Data provided >>
══════════
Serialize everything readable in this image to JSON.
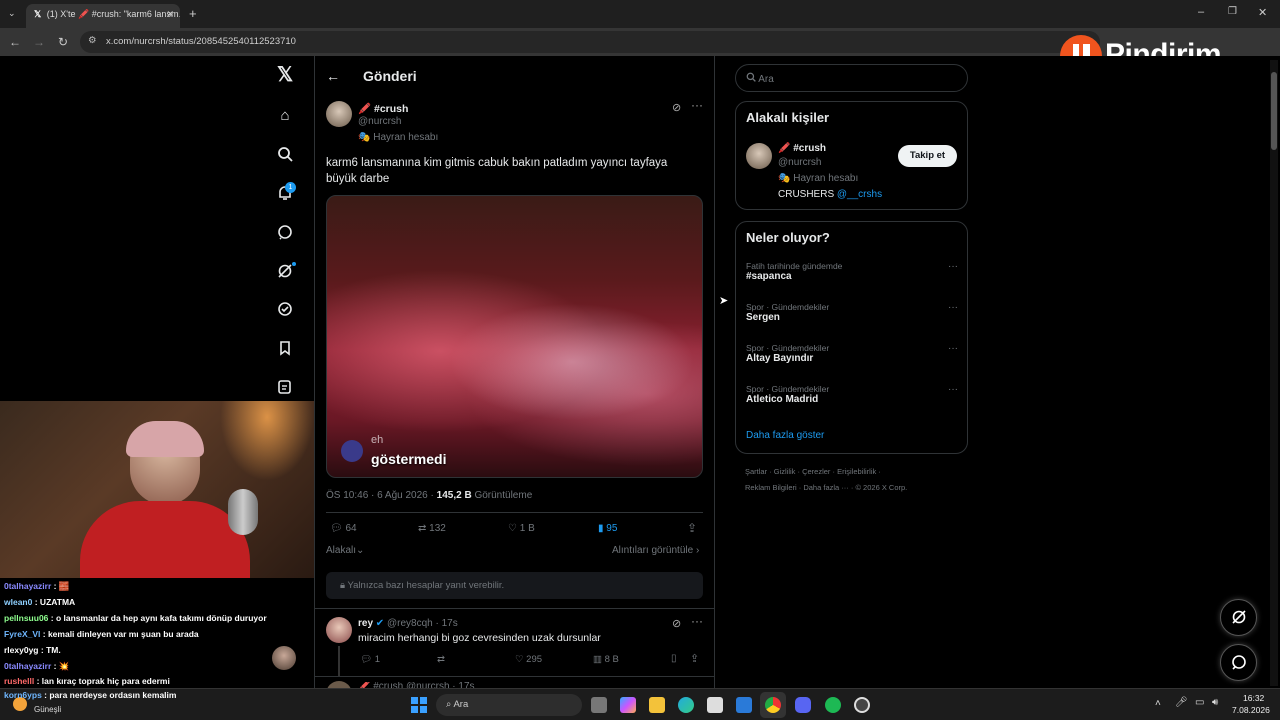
{
  "browser": {
    "tab_title": "(1) X'te 🖍️ #crush: \"karm6 lansm…",
    "url": "x.com/nurcrsh/status/2085452540112523710"
  },
  "overlay": {
    "brand": "Pindirim"
  },
  "post": {
    "header_title": "Gönderi",
    "author_name": "🖍️ #crush",
    "author_handle": "@nurcrsh",
    "fan_label": "🎭 Hayran hesabı",
    "text": "karm6 lansmanına kim gitmis cabuk bakın patladım yayıncı tayfaya büyük darbe",
    "media_caption": "göstermedi",
    "media_caption_small": "eh",
    "time": "ÖS 10:46 · 6 Ağu 2026 ·",
    "views_count": "145,2 B",
    "views_label": "Görüntüleme",
    "replies": "64",
    "reposts": "132",
    "likes": "1 B",
    "bookmarks": "95",
    "sort_label": "Alakalı",
    "quotes_link": "Alıntıları görüntüle",
    "reply_restriction": "Yalnızca bazı hesaplar yanıt verebilir."
  },
  "reply": {
    "name": "rey",
    "handle": "@rey8cqh · 17s",
    "text": "miracim herhangi bi goz cevresinden uzak dursunlar",
    "replies": "1",
    "likes": "295",
    "views": "8 B",
    "next_preview": "🖍️ #crush @nurcrsh · 17s"
  },
  "search": {
    "placeholder": "Ara"
  },
  "related": {
    "title": "Alakalı kişiler",
    "name": "🖍️ #crush",
    "handle": "@nurcrsh",
    "fan_label": "🎭 Hayran hesabı",
    "bio_prefix": "CRUSHERS",
    "bio_link": "@__crshs",
    "follow_label": "Takip et"
  },
  "trends": {
    "title": "Neler oluyor?",
    "items": [
      {
        "sub": "Fatih tarihinde gündemde",
        "main": "#sapanca"
      },
      {
        "sub": "Spor · Gündemdekiler",
        "main": "Sergen"
      },
      {
        "sub": "Spor · Gündemdekiler",
        "main": "Altay Bayındır"
      },
      {
        "sub": "Spor · Gündemdekiler",
        "main": "Atletico Madrid"
      }
    ],
    "more": "Daha fazla göster"
  },
  "footer": {
    "line1": "Şartlar · Gizlilik · Çerezler · Erişilebilirlik ·",
    "line2": "Reklam Bilgileri · Daha fazla ··· · © 2026 X Corp."
  },
  "notification_badge": "1",
  "chat": [
    {
      "user": "0talhayazirr",
      "msg": ": 🧱",
      "color": "#8a8aff"
    },
    {
      "user": "wlean0",
      "msg": ": UZATMA",
      "color": "#8fd0ff"
    },
    {
      "user": "pellnsuu06",
      "msg": ": o lansmanlar da hep aynı kafa takımı dönüp duruyor",
      "color": "#8fff8f"
    },
    {
      "user": "FyreX_Vl",
      "msg": ": kemali dinleyen var mı şuan bu arada",
      "color": "#6fb7ff"
    },
    {
      "user": "rlexy0yg",
      "msg": ": TM.",
      "color": "#ffffff"
    },
    {
      "user": "0talhayazirr",
      "msg": ": 💥",
      "color": "#8a8aff"
    },
    {
      "user": "rushelll",
      "msg": ": lan kıraç toprak hiç para edermi",
      "color": "#ff6a6a"
    },
    {
      "user": "korn6yps",
      "msg": ": para nerdeyse ordasın kemalim",
      "color": "#6fb7ff"
    }
  ],
  "taskbar": {
    "weather": "Güneşli",
    "search": "Ara",
    "time": "16:32",
    "date": "7.08.2026"
  },
  "colors": {
    "accent": "#1d9bf0",
    "bg": "#000000",
    "border": "#2f3336"
  }
}
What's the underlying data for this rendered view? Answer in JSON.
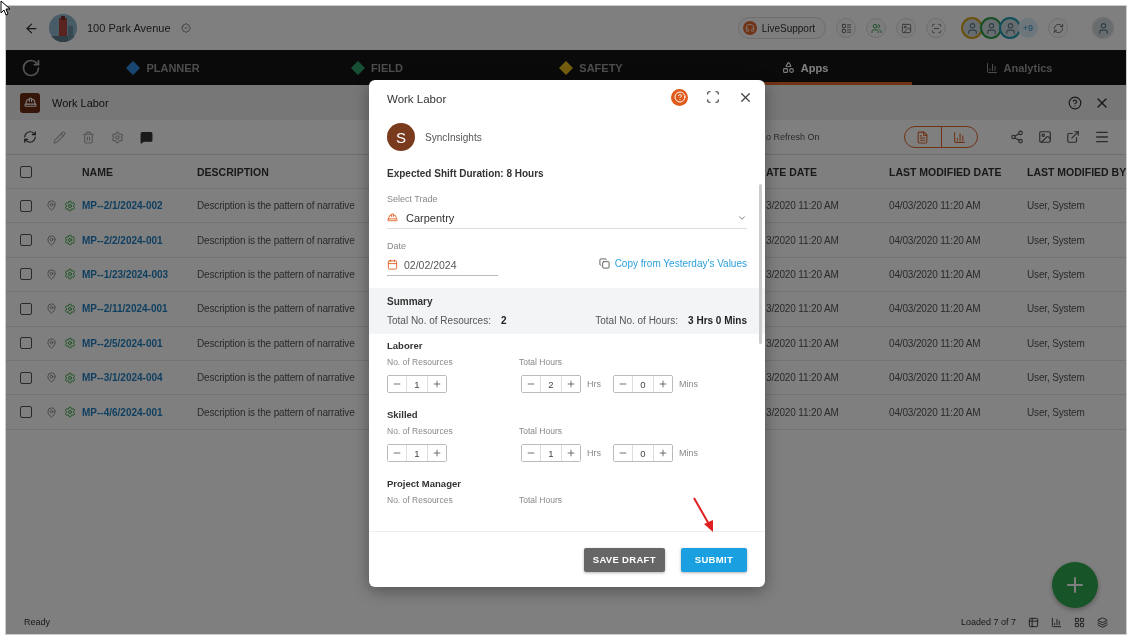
{
  "header": {
    "project": "100 Park Avenue",
    "live_support": "LiveSupport",
    "more_users": "+9"
  },
  "nav": [
    {
      "label": "PLANNER",
      "selected": false,
      "kind": "diamond"
    },
    {
      "label": "FIELD",
      "selected": false,
      "kind": "diamond"
    },
    {
      "label": "SAFETY",
      "selected": false,
      "kind": "diamond"
    },
    {
      "label": "Apps",
      "selected": true,
      "kind": "apps"
    },
    {
      "label": "Analytics",
      "selected": false,
      "kind": "chart"
    }
  ],
  "module": {
    "title": "Work Labor"
  },
  "toolbar": {
    "refresh_status": "o Refresh On"
  },
  "table": {
    "select_all_checked": false,
    "columns": [
      "NAME",
      "DESCRIPTION",
      "ATE DATE",
      "LAST MODIFIED DATE",
      "LAST MODIFIED BY"
    ],
    "rows": [
      {
        "checked": false,
        "name": "MP--2/1/2024-002",
        "description": "Description is the pattern of narrative",
        "column_3": "3/2020  11:20 AM",
        "last_modified_date": "04/03/2020  11:20 AM",
        "last_modified_by": "User, System"
      },
      {
        "checked": false,
        "name": "MP--2/2/2024-001",
        "description": "Description is the pattern of narrative",
        "column_3": "3/2020  11:20 AM",
        "last_modified_date": "04/03/2020  11:20 AM",
        "last_modified_by": "User, System"
      },
      {
        "checked": false,
        "name": "MP--1/23/2024-003",
        "description": "Description is the pattern of narrative",
        "column_3": "3/2020  11:20 AM",
        "last_modified_date": "04/03/2020  11:20 AM",
        "last_modified_by": "User, System"
      },
      {
        "checked": false,
        "name": "MP--2/11/2024-001",
        "description": "Description is the pattern of narrative",
        "column_3": "3/2020  11:20 AM",
        "last_modified_date": "04/03/2020  11:20 AM",
        "last_modified_by": "User, System"
      },
      {
        "checked": false,
        "name": "MP--2/5/2024-001",
        "description": "Description is the pattern of narrative",
        "column_3": "3/2020  11:20 AM",
        "last_modified_date": "04/03/2020  11:20 AM",
        "last_modified_by": "User, System"
      },
      {
        "checked": false,
        "name": "MP--3/1/2024-004",
        "description": "Description is the pattern of narrative",
        "column_3": "3/2020  11:20 AM",
        "last_modified_date": "04/03/2020  11:20 AM",
        "last_modified_by": "User, System"
      },
      {
        "checked": false,
        "name": "MP--4/6/2024-001",
        "description": "Description is the pattern of narrative",
        "column_3": "3/2020  11:20 AM",
        "last_modified_date": "04/03/2020  11:20 AM",
        "last_modified_by": "User, System"
      }
    ]
  },
  "status_bar": {
    "status": "Ready",
    "loaded": "Loaded 7 of 7"
  },
  "dialog": {
    "title": "Work Labor",
    "user_initial": "S",
    "user": "SyncInsights",
    "shift": "Expected Shift Duration: 8 Hours",
    "trade": {
      "label": "Select Trade",
      "value": "Carpentry"
    },
    "date": {
      "label": "Date",
      "value": "02/02/2024"
    },
    "copy_link": "Copy from Yesterday's Values",
    "summary": {
      "title": "Summary",
      "resources_label": "Total No. of Resources:",
      "resources_value": "2",
      "hours_label": "Total No. of Hours:",
      "hours_value": "3 Hrs 0 Mins"
    },
    "sections": [
      {
        "title": "Laborer",
        "resources_label": "No. of Resources",
        "hours_label": "Total Hours",
        "steppers": [
          {
            "kind": "count",
            "value": "1"
          },
          {
            "kind": "time",
            "value": "2",
            "unit": "Hrs"
          },
          {
            "kind": "time",
            "value": "0",
            "unit": "Mins"
          }
        ]
      },
      {
        "title": "Skilled",
        "resources_label": "No. of Resources",
        "hours_label": "Total Hours",
        "steppers": [
          {
            "kind": "count",
            "value": "1"
          },
          {
            "kind": "time",
            "value": "1",
            "unit": "Hrs"
          },
          {
            "kind": "time",
            "value": "0",
            "unit": "Mins"
          }
        ]
      },
      {
        "title": "Project Manager",
        "resources_label": "No. of Resources",
        "hours_label": "Total Hours"
      }
    ],
    "buttons": [
      {
        "kind": "secondary",
        "label": "SAVE DRAFT"
      },
      {
        "kind": "primary",
        "label": "SUBMIT"
      }
    ]
  }
}
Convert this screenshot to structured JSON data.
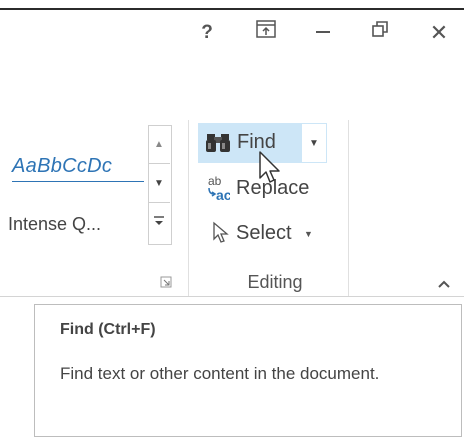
══════════
Required work >> Search the data for "para". Copy every line that has it.

Solved exercise >>
      "msg": ": lan kıraç toprak hiç para edermi",
      "msg": ": para nerdeyse ordasın kemalim",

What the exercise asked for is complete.